(Figure dataset records)

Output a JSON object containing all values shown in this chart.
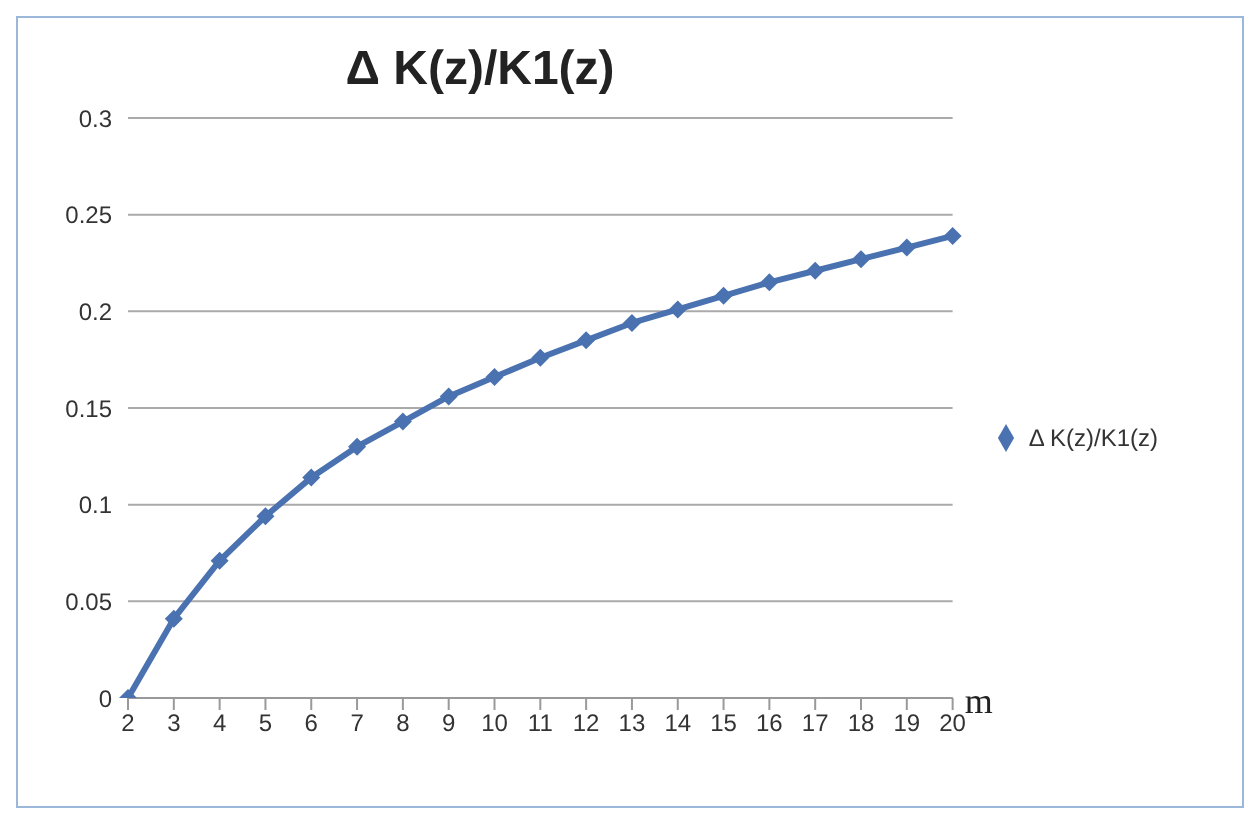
{
  "chart_data": {
    "type": "line",
    "title": "Δ K(z)/K1(z)",
    "xlabel": "m",
    "categories": [
      "2",
      "3",
      "4",
      "5",
      "6",
      "7",
      "8",
      "9",
      "10",
      "11",
      "12",
      "13",
      "14",
      "15",
      "16",
      "17",
      "18",
      "19",
      "20"
    ],
    "series": [
      {
        "name": "Δ K(z)/K1(z)",
        "color": "#4a72b0",
        "values": [
          0,
          0.041,
          0.071,
          0.094,
          0.114,
          0.13,
          0.143,
          0.156,
          0.166,
          0.176,
          0.185,
          0.194,
          0.201,
          0.208,
          0.215,
          0.221,
          0.227,
          0.233,
          0.239
        ]
      }
    ],
    "ylim": [
      0,
      0.3
    ],
    "yticks": [
      0,
      0.05,
      0.1,
      0.15,
      0.2,
      0.25,
      0.3
    ],
    "grid": "y",
    "legend": "right",
    "marker": "diamond",
    "line_style": "solid"
  }
}
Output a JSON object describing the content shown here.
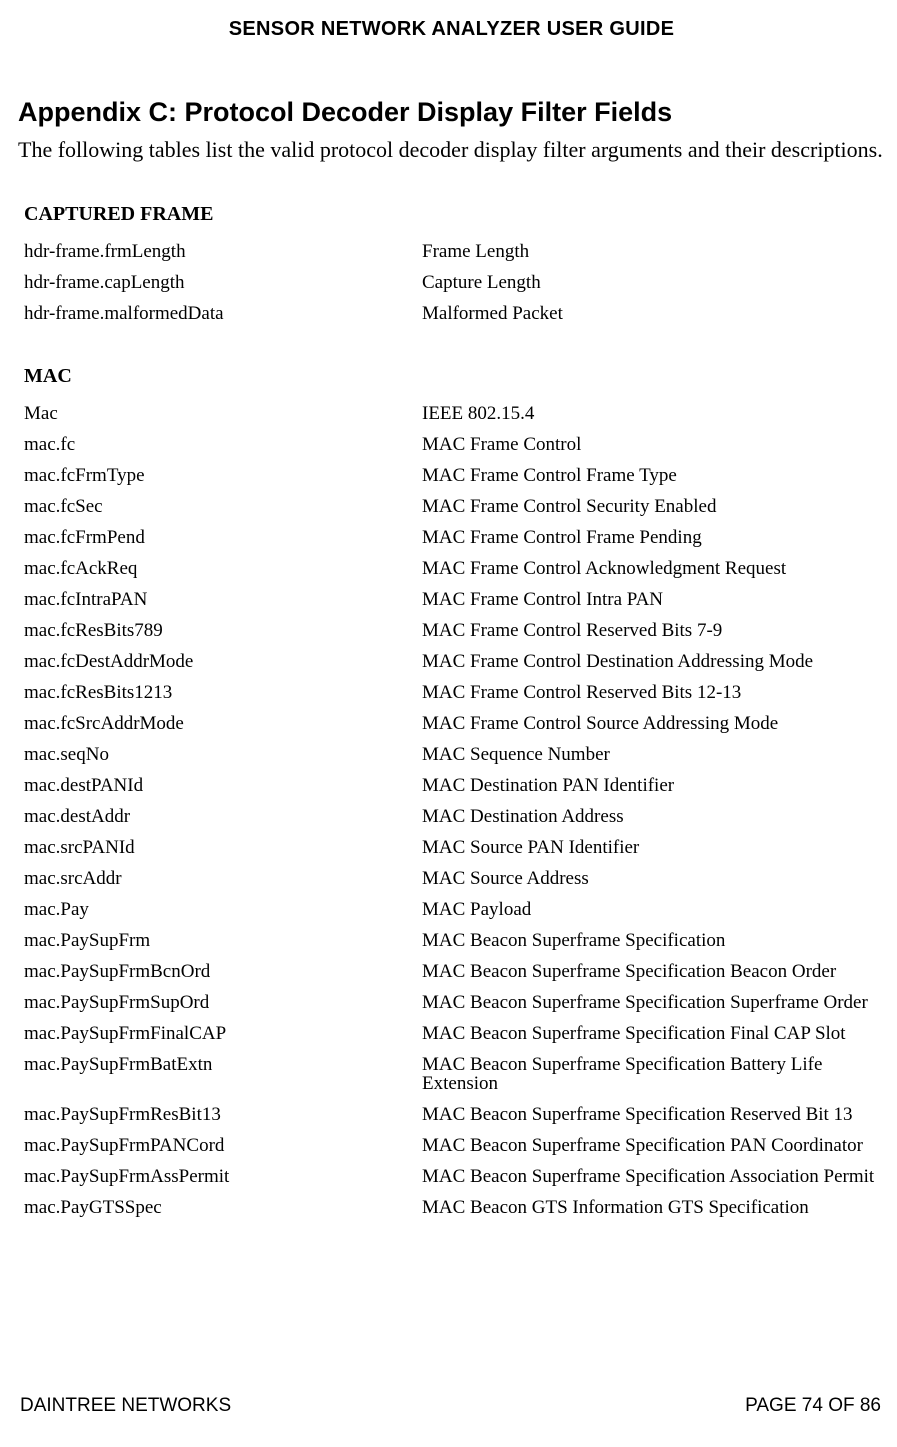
{
  "header": {
    "title": "SENSOR NETWORK ANALYZER USER GUIDE"
  },
  "appendix": {
    "title": "Appendix C: Protocol Decoder Display Filter Fields",
    "intro": "The following tables list the valid protocol decoder display filter arguments and their descriptions."
  },
  "sections": [
    {
      "heading": "CAPTURED FRAME",
      "rows": [
        {
          "field": "hdr-frame.frmLength",
          "desc": "Frame Length"
        },
        {
          "field": "hdr-frame.capLength",
          "desc": "Capture Length"
        },
        {
          "field": "hdr-frame.malformedData",
          "desc": "Malformed Packet"
        }
      ]
    },
    {
      "heading": "MAC",
      "rows": [
        {
          "field": "Mac",
          "desc": "IEEE 802.15.4"
        },
        {
          "field": "mac.fc",
          "desc": "MAC Frame Control"
        },
        {
          "field": "mac.fcFrmType",
          "desc": "MAC Frame Control Frame Type"
        },
        {
          "field": "mac.fcSec",
          "desc": "MAC Frame Control Security Enabled"
        },
        {
          "field": "mac.fcFrmPend",
          "desc": "MAC Frame Control Frame Pending"
        },
        {
          "field": "mac.fcAckReq",
          "desc": "MAC Frame Control Acknowledgment Request"
        },
        {
          "field": "mac.fcIntraPAN",
          "desc": "MAC Frame Control Intra PAN"
        },
        {
          "field": "mac.fcResBits789",
          "desc": "MAC Frame Control Reserved Bits 7-9"
        },
        {
          "field": "mac.fcDestAddrMode",
          "desc": "MAC Frame Control Destination Addressing Mode"
        },
        {
          "field": "mac.fcResBits1213",
          "desc": "MAC Frame Control Reserved Bits 12-13"
        },
        {
          "field": "mac.fcSrcAddrMode",
          "desc": "MAC Frame Control Source Addressing Mode"
        },
        {
          "field": "mac.seqNo",
          "desc": "MAC Sequence Number"
        },
        {
          "field": "mac.destPANId",
          "desc": "MAC Destination PAN Identifier"
        },
        {
          "field": "mac.destAddr",
          "desc": "MAC Destination Address"
        },
        {
          "field": "mac.srcPANId",
          "desc": "MAC Source PAN Identifier"
        },
        {
          "field": "mac.srcAddr",
          "desc": "MAC Source Address"
        },
        {
          "field": "mac.Pay",
          "desc": "MAC Payload"
        },
        {
          "field": "mac.PaySupFrm",
          "desc": "MAC Beacon Superframe Specification"
        },
        {
          "field": "mac.PaySupFrmBcnOrd",
          "desc": "MAC Beacon Superframe Specification Beacon Order"
        },
        {
          "field": "mac.PaySupFrmSupOrd",
          "desc": "MAC Beacon Superframe Specification Superframe Order"
        },
        {
          "field": "mac.PaySupFrmFinalCAP",
          "desc": "MAC Beacon Superframe Specification Final CAP Slot"
        },
        {
          "field": "mac.PaySupFrmBatExtn",
          "desc": "MAC Beacon Superframe Specification Battery Life Extension"
        },
        {
          "field": "mac.PaySupFrmResBit13",
          "desc": "MAC Beacon Superframe Specification Reserved Bit 13"
        },
        {
          "field": "mac.PaySupFrmPANCord",
          "desc": "MAC Beacon Superframe Specification PAN Coordinator"
        },
        {
          "field": "mac.PaySupFrmAssPermit",
          "desc": "MAC Beacon Superframe Specification Association Permit"
        },
        {
          "field": "mac.PayGTSSpec",
          "desc": "MAC Beacon GTS Information GTS Specification"
        }
      ]
    }
  ],
  "footer": {
    "company": "DAINTREE NETWORKS",
    "page": "PAGE 74 OF 86"
  }
}
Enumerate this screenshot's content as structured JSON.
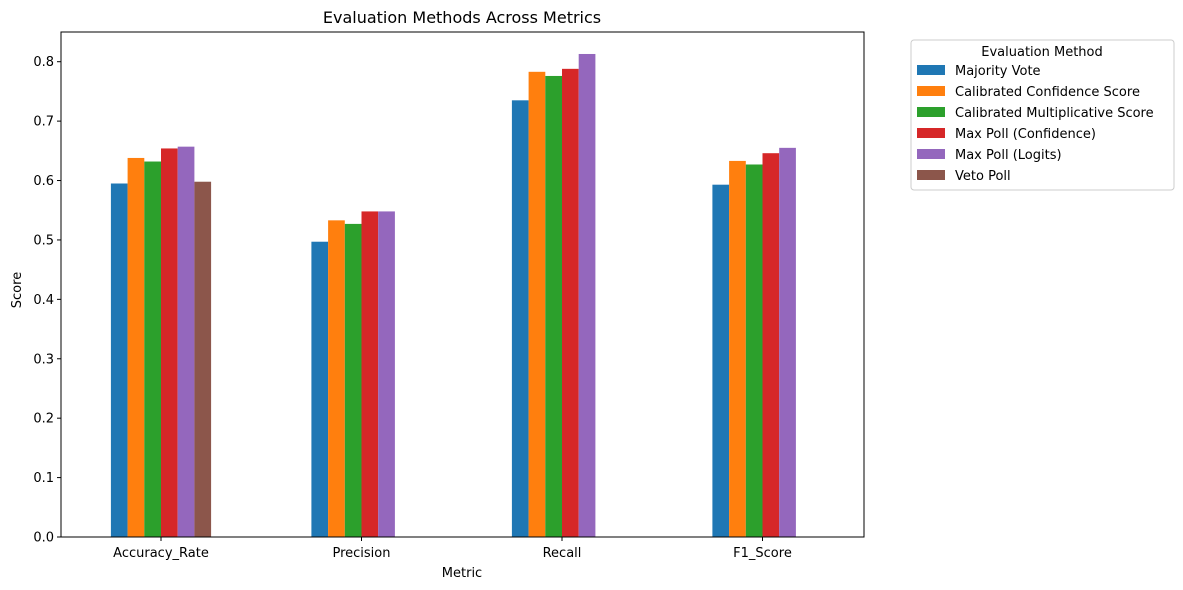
{
  "chart_data": {
    "type": "bar",
    "title": "Evaluation Methods Across Metrics",
    "xlabel": "Metric",
    "ylabel": "Score",
    "ylim": [
      0,
      0.85
    ],
    "yticks": [
      "0.0",
      "0.1",
      "0.2",
      "0.3",
      "0.4",
      "0.5",
      "0.6",
      "0.7",
      "0.8"
    ],
    "categories": [
      "Accuracy_Rate",
      "Precision",
      "Recall",
      "F1_Score"
    ],
    "legend_title": "Evaluation Method",
    "legend_position": "outside-upper-right",
    "grid": false,
    "series": [
      {
        "name": "Majority Vote",
        "color": "#1f77b4",
        "values": [
          0.595,
          0.497,
          0.735,
          0.593
        ]
      },
      {
        "name": "Calibrated Confidence Score",
        "color": "#ff7f0e",
        "values": [
          0.638,
          0.533,
          0.783,
          0.633
        ]
      },
      {
        "name": "Calibrated Multiplicative Score",
        "color": "#2ca02c",
        "values": [
          0.632,
          0.527,
          0.776,
          0.627
        ]
      },
      {
        "name": "Max Poll (Confidence)",
        "color": "#d62728",
        "values": [
          0.654,
          0.548,
          0.788,
          0.646
        ]
      },
      {
        "name": "Max Poll (Logits)",
        "color": "#9467bd",
        "values": [
          0.657,
          0.548,
          0.813,
          0.655
        ]
      },
      {
        "name": "Veto Poll",
        "color": "#8c564b",
        "values": [
          0.598,
          null,
          null,
          null
        ]
      }
    ]
  }
}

## Problem requirements:
Pull out all lines from the listing that contain the string "Calibrated".

## Worked solution:
        "name": "Calibrated Confidence Score",
        "name": "Calibrated Multiplicative Score",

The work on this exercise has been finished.